Figure record extracts:
--

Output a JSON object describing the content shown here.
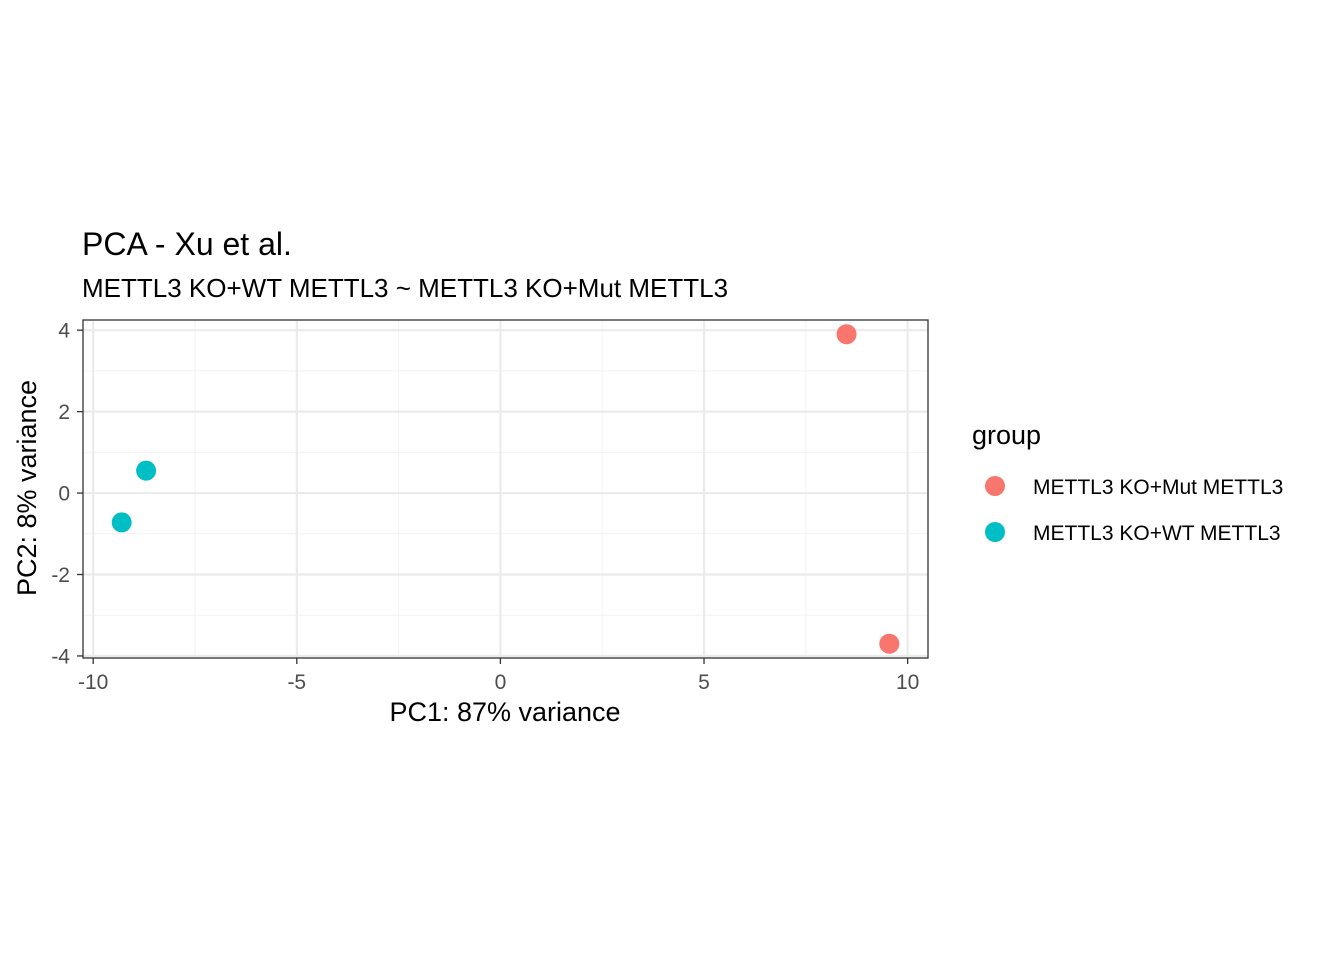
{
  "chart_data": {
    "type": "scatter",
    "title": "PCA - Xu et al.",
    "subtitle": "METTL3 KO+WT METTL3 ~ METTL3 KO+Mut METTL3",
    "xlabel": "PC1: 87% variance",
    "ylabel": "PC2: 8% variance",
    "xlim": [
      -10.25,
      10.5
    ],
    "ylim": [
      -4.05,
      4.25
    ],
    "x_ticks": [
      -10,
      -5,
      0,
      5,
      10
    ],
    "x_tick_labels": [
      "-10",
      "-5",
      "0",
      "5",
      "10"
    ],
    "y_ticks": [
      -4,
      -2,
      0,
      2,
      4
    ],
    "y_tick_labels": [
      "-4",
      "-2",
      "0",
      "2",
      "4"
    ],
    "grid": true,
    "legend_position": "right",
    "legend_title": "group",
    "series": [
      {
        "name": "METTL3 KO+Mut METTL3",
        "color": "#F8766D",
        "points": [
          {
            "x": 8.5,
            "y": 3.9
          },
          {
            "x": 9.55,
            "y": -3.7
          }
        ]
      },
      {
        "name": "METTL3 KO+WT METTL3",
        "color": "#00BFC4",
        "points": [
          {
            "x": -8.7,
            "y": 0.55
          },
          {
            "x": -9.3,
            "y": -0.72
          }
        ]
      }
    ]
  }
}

--

• _What needs to be done_:
From the material above, reproduce everything verbatim except the pictures.

• _Answer in full_:
Output a JSON object describing the content shown here.
{
  "chart_data": {
    "type": "scatter",
    "title": "PCA - Xu et al.",
    "subtitle": "METTL3 KO+WT METTL3 ~ METTL3 KO+Mut METTL3",
    "xlabel": "PC1: 87% variance",
    "ylabel": "PC2: 8% variance",
    "xlim": [
      -10.25,
      10.5
    ],
    "ylim": [
      -4.05,
      4.25
    ],
    "x_ticks": [
      -10,
      -5,
      0,
      5,
      10
    ],
    "x_tick_labels": [
      "-10",
      "-5",
      "0",
      "5",
      "10"
    ],
    "y_ticks": [
      -4,
      -2,
      0,
      2,
      4
    ],
    "y_tick_labels": [
      "-4",
      "-2",
      "0",
      "2",
      "4"
    ],
    "grid": true,
    "legend_position": "right",
    "legend_title": "group",
    "series": [
      {
        "name": "METTL3 KO+Mut METTL3",
        "color": "#F8766D",
        "points": [
          {
            "x": 8.5,
            "y": 3.9
          },
          {
            "x": 9.55,
            "y": -3.7
          }
        ]
      },
      {
        "name": "METTL3 KO+WT METTL3",
        "color": "#00BFC4",
        "points": [
          {
            "x": -8.7,
            "y": 0.55
          },
          {
            "x": -9.3,
            "y": -0.72
          }
        ]
      }
    ]
  }
}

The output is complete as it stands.